**Input:**
* * *

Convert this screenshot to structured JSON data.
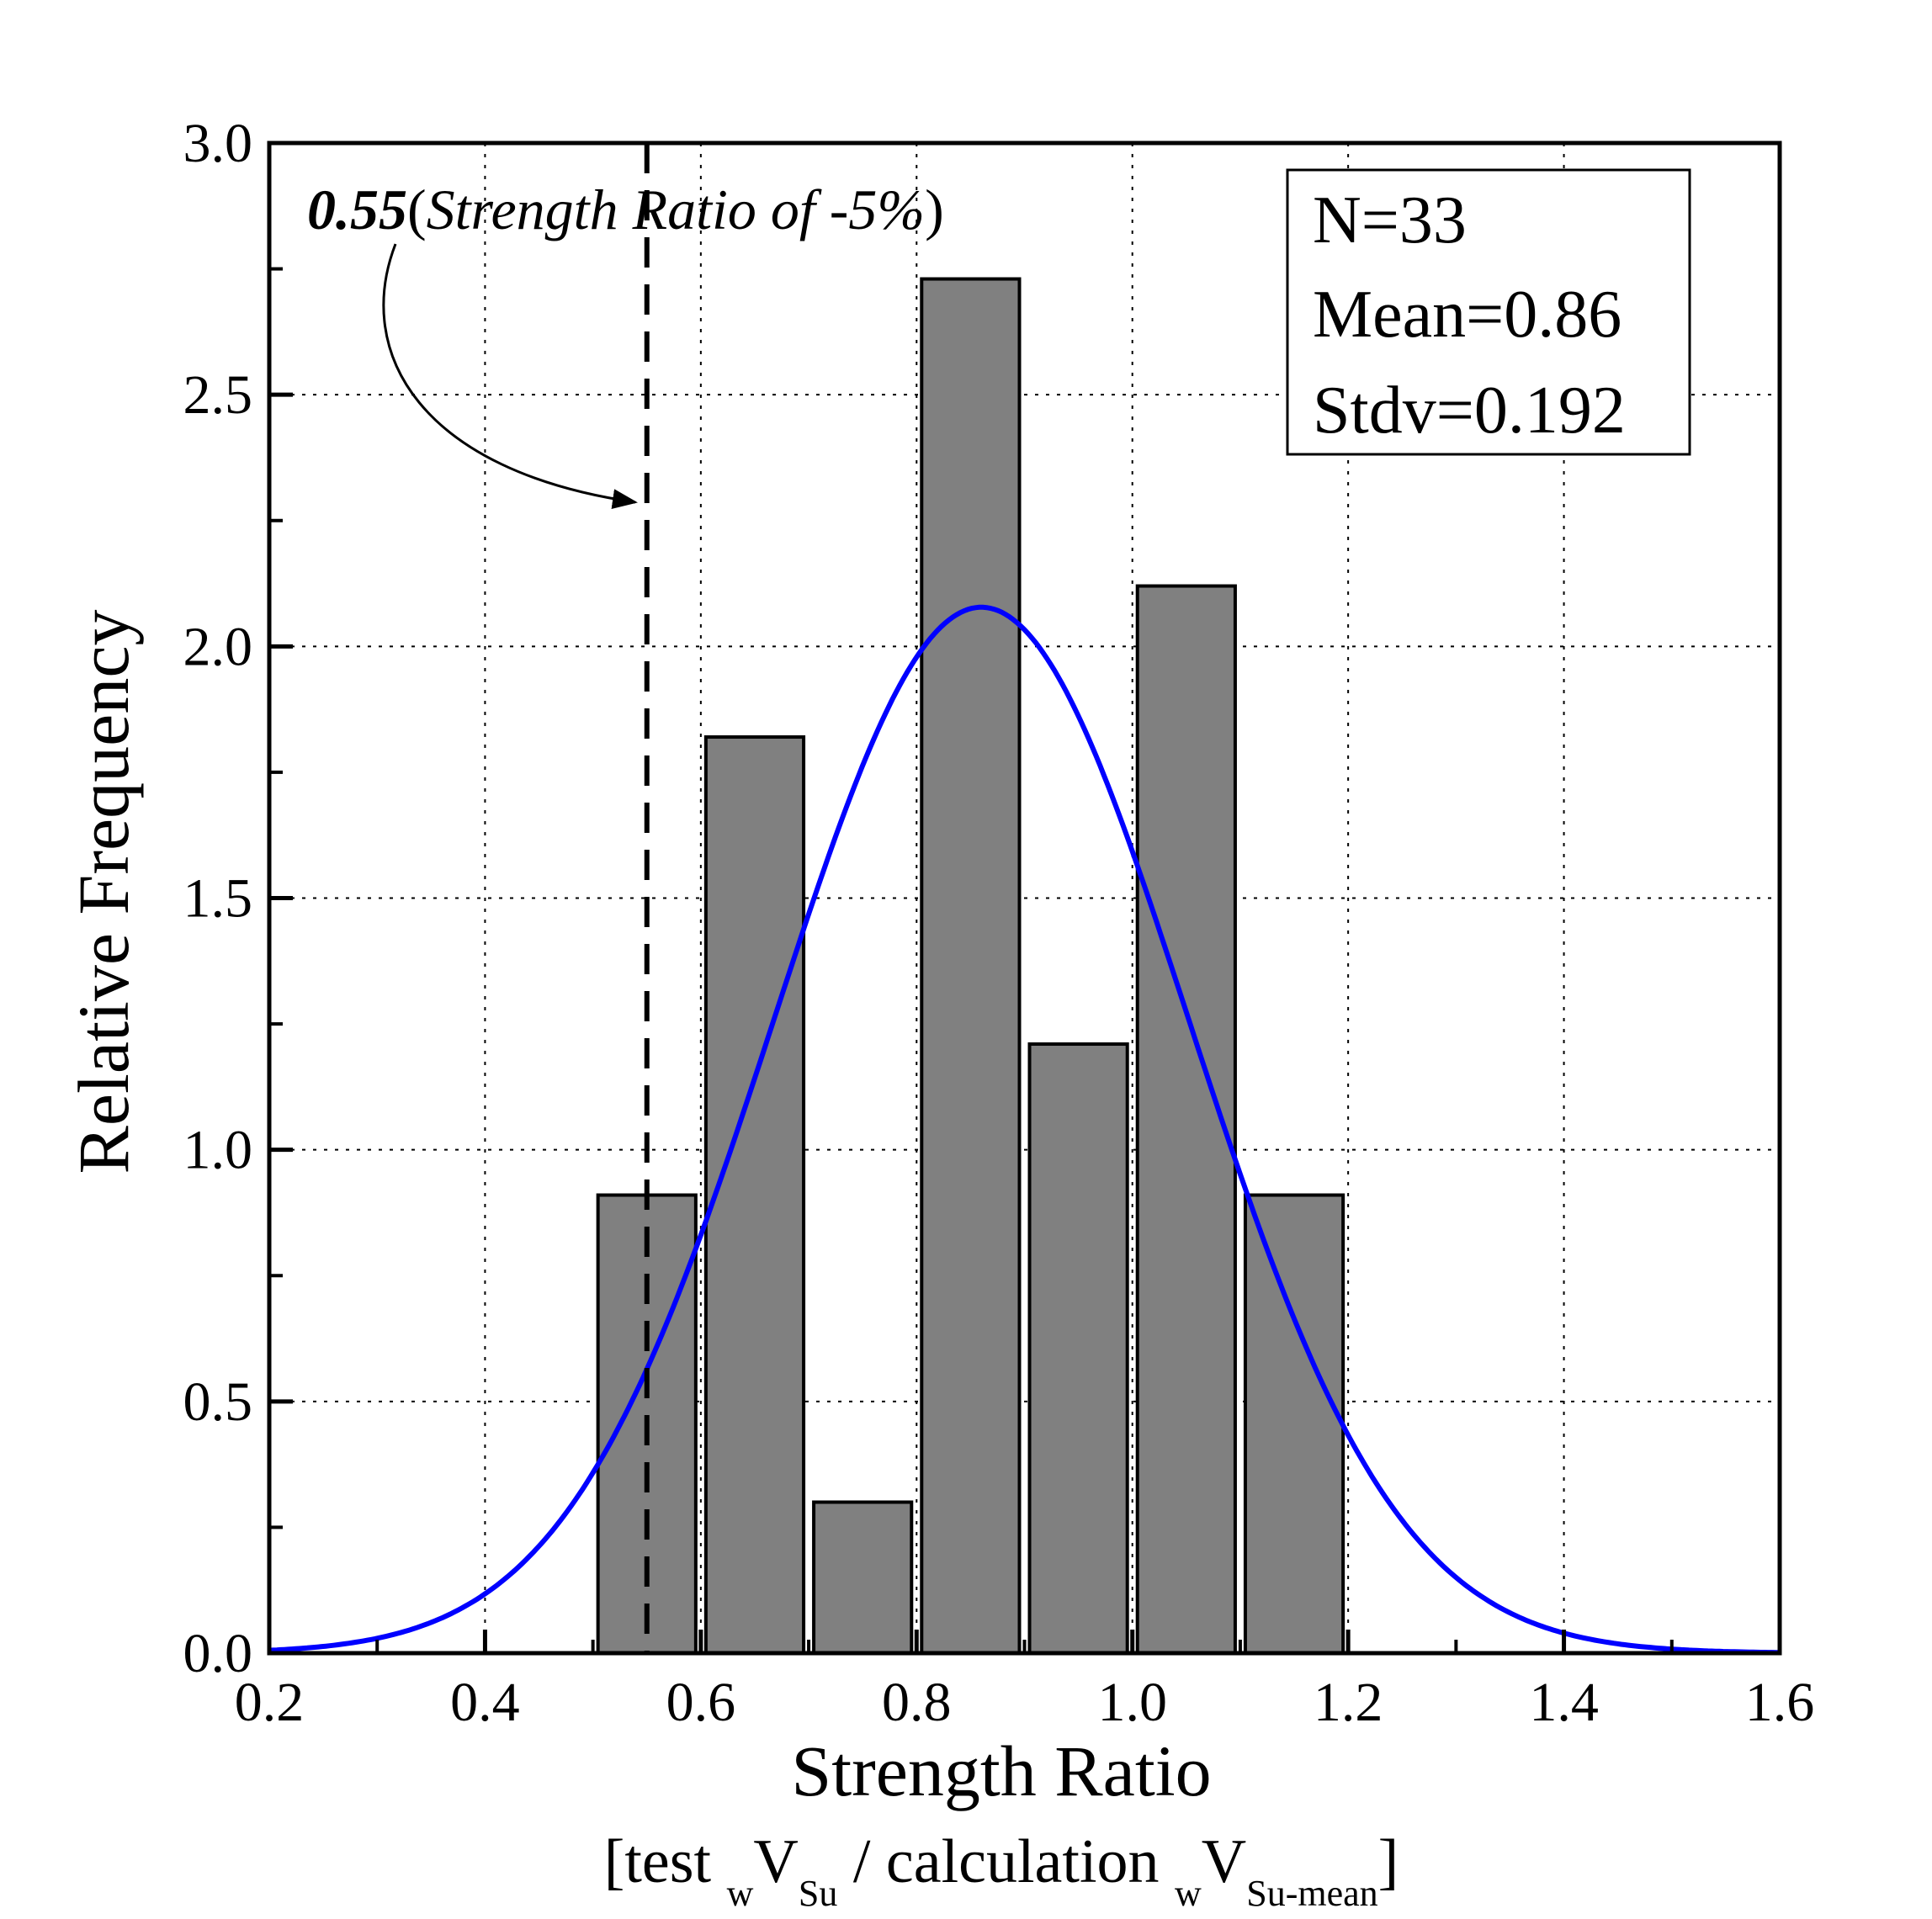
{
  "chart_data": {
    "type": "bar",
    "xlabel": "Strength Ratio",
    "xlabel_sub": {
      "bracket_open": "[",
      "part1": "test ",
      "sub1": "w",
      "sym1": "V",
      "sub2": "Su",
      "part2": " / calculation ",
      "sub3": "w",
      "sym2": "V",
      "sub4": "Su-mean",
      "bracket_close": "]"
    },
    "ylabel": "Relative Frequency",
    "xlim": [
      0.2,
      1.6
    ],
    "ylim": [
      0.0,
      3.0
    ],
    "xticks": [
      0.2,
      0.4,
      0.6,
      0.8,
      1.0,
      1.2,
      1.4,
      1.6
    ],
    "xtick_labels": [
      "0.2",
      "0.4",
      "0.6",
      "0.8",
      "1.0",
      "1.2",
      "1.4",
      "1.6"
    ],
    "yticks": [
      0.0,
      0.5,
      1.0,
      1.5,
      2.0,
      2.5,
      3.0
    ],
    "ytick_labels": [
      "0.0",
      "0.5",
      "1.0",
      "1.5",
      "2.0",
      "2.5",
      "3.0"
    ],
    "grid": true,
    "bins": [
      {
        "start": 0.5,
        "end": 0.6,
        "value": 0.91
      },
      {
        "start": 0.6,
        "end": 0.7,
        "value": 1.82
      },
      {
        "start": 0.7,
        "end": 0.8,
        "value": 0.3
      },
      {
        "start": 0.8,
        "end": 0.9,
        "value": 2.73
      },
      {
        "start": 0.9,
        "end": 1.0,
        "value": 1.21
      },
      {
        "start": 1.0,
        "end": 1.1,
        "value": 2.12
      },
      {
        "start": 1.1,
        "end": 1.2,
        "value": 0.91
      }
    ],
    "bar_color": "#808080",
    "normal_curve": {
      "mean": 0.86,
      "stdv": 0.192,
      "color": "#0000ff"
    },
    "reference_line": {
      "x": 0.55
    },
    "annotation": {
      "bold": "0.55",
      "open": "(",
      "text": "Strength Ratio of -5%",
      "close": ")"
    },
    "stats_box": {
      "lines": [
        "N=33",
        "Mean=0.86",
        "Stdv=0.192"
      ],
      "placement": "top-right"
    }
  }
}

* * *

**Task directions:**
Where a line in the material contains "Ratio", copy that line.

**Result of the exercise:**
    "xlabel": "Strength Ratio",
      "text": "Strength Ratio of -5%",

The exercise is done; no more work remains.